→ **TASK DETAILS**: Rewrite the items beginning at the line that has "Patent image size: (855, 429)." and stopping after the line that has "The spring 13b is at (527, 307).", putting "three-dimensional view" in place of "perspective view" and changing nothing else. Return only those lines.

→ **DATASET EXTRACT**:
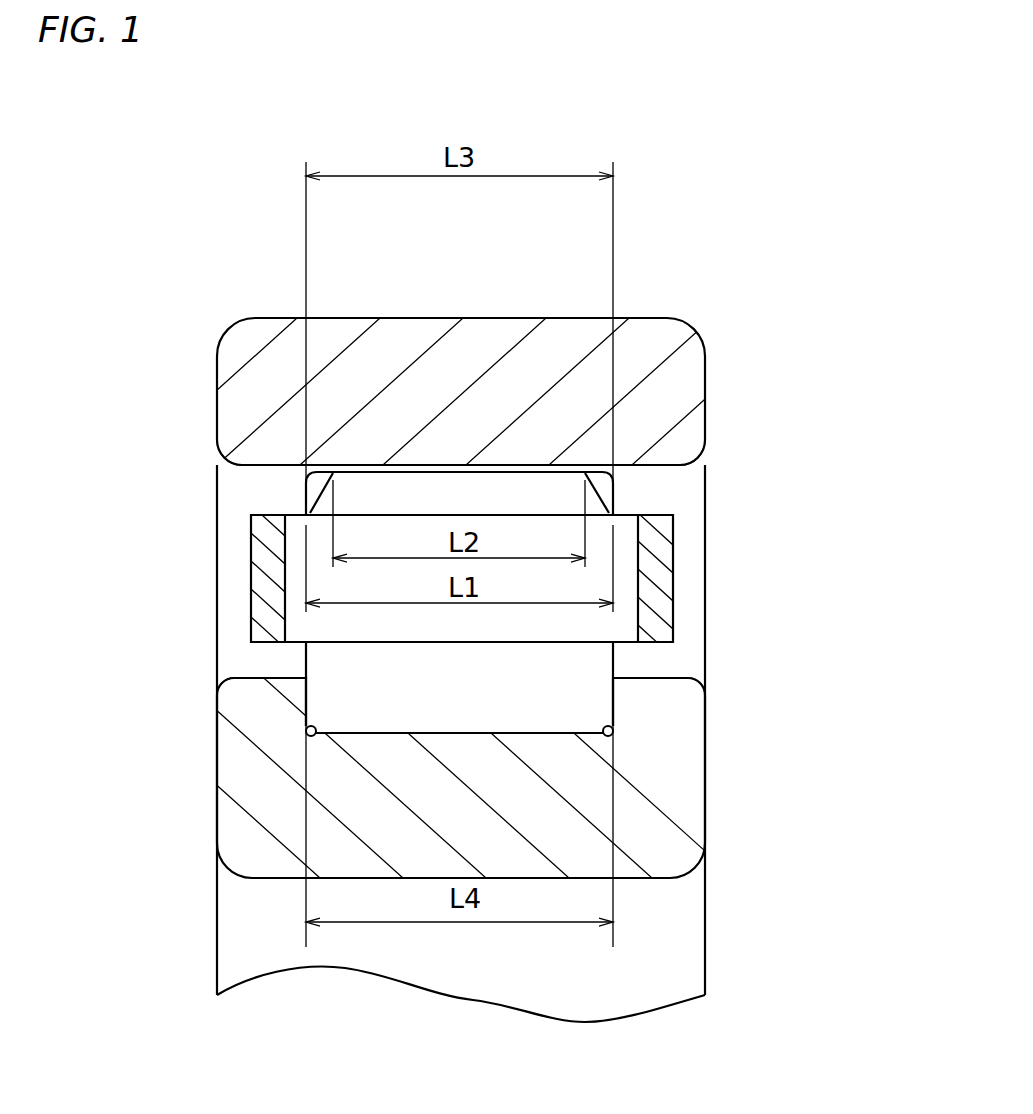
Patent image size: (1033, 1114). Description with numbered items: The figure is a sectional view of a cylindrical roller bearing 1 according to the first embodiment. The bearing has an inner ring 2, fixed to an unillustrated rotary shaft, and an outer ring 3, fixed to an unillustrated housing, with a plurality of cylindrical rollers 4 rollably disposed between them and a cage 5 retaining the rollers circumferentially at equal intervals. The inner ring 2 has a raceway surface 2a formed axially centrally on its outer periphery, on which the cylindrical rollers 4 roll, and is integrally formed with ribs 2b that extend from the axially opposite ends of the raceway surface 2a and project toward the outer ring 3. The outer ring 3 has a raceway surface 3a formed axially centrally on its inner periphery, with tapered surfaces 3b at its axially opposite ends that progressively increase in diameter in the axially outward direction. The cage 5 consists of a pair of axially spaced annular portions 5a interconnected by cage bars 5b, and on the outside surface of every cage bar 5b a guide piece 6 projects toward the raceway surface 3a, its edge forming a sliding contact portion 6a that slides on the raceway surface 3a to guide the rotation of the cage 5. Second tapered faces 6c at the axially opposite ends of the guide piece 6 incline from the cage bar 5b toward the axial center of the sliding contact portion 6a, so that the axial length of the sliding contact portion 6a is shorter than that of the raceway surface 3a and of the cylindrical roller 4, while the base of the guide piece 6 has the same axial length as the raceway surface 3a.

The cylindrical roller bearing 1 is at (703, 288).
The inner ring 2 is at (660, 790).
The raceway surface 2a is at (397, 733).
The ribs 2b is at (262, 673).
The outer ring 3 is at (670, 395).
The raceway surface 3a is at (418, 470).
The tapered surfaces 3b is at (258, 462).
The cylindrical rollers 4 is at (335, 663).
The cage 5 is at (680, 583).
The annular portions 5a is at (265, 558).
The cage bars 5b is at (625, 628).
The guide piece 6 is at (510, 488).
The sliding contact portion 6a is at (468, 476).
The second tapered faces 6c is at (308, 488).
...
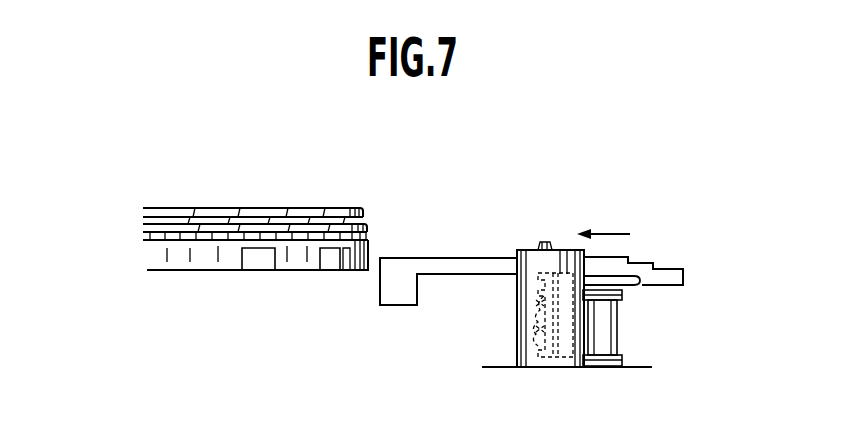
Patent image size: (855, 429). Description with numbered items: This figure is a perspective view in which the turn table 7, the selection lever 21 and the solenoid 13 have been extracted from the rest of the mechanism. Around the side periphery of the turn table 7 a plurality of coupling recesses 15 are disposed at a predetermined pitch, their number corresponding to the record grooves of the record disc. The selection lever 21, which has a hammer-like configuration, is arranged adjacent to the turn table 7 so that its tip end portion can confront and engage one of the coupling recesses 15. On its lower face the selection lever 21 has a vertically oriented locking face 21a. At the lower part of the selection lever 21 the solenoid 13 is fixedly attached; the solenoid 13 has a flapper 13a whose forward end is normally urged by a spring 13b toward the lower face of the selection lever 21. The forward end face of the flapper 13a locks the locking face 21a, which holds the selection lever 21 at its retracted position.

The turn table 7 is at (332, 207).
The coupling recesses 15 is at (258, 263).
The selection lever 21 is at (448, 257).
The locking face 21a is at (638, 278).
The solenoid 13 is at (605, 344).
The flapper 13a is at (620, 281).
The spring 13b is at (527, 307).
---
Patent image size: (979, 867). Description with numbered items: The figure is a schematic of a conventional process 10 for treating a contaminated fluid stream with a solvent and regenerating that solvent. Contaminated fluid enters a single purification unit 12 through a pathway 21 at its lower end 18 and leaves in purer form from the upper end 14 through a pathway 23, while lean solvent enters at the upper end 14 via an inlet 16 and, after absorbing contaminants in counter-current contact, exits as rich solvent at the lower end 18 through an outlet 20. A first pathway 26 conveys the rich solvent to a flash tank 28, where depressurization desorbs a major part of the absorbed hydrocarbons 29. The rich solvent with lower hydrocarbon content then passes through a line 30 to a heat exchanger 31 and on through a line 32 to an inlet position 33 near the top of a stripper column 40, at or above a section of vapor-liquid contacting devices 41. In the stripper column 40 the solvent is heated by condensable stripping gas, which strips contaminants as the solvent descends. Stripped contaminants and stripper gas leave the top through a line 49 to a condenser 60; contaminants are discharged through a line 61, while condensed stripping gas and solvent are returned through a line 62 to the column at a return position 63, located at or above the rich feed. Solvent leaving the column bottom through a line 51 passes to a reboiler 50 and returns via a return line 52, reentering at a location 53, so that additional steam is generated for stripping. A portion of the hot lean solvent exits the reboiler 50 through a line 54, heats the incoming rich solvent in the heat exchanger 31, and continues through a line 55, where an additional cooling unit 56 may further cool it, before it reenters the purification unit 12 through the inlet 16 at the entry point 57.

→ **RESPONSE**:
Patent image size: (855, 429). Description with numbered items: This figure is a three-dimensional view in which the turn table 7, the selection lever 21 and the solenoid 13 have been extracted from the rest of the mechanism. Around the side periphery of the turn table 7 a plurality of coupling recesses 15 are disposed at a predetermined pitch, their number corresponding to the record grooves of the record disc. The selection lever 21, which has a hammer-like configuration, is arranged adjacent to the turn table 7 so that its tip end portion can confront and engage one of the coupling recesses 15. On its lower face the selection lever 21 has a vertically oriented locking face 21a. At the lower part of the selection lever 21 the solenoid 13 is fixedly attached; the solenoid 13 has a flapper 13a whose forward end is normally urged by a spring 13b toward the lower face of the selection lever 21. The forward end face of the flapper 13a locks the locking face 21a, which holds the selection lever 21 at its retracted position.

The turn table 7 is at (332, 207).
The coupling recesses 15 is at (258, 263).
The selection lever 21 is at (448, 257).
The locking face 21a is at (638, 278).
The solenoid 13 is at (605, 344).
The flapper 13a is at (620, 281).
The spring 13b is at (527, 307).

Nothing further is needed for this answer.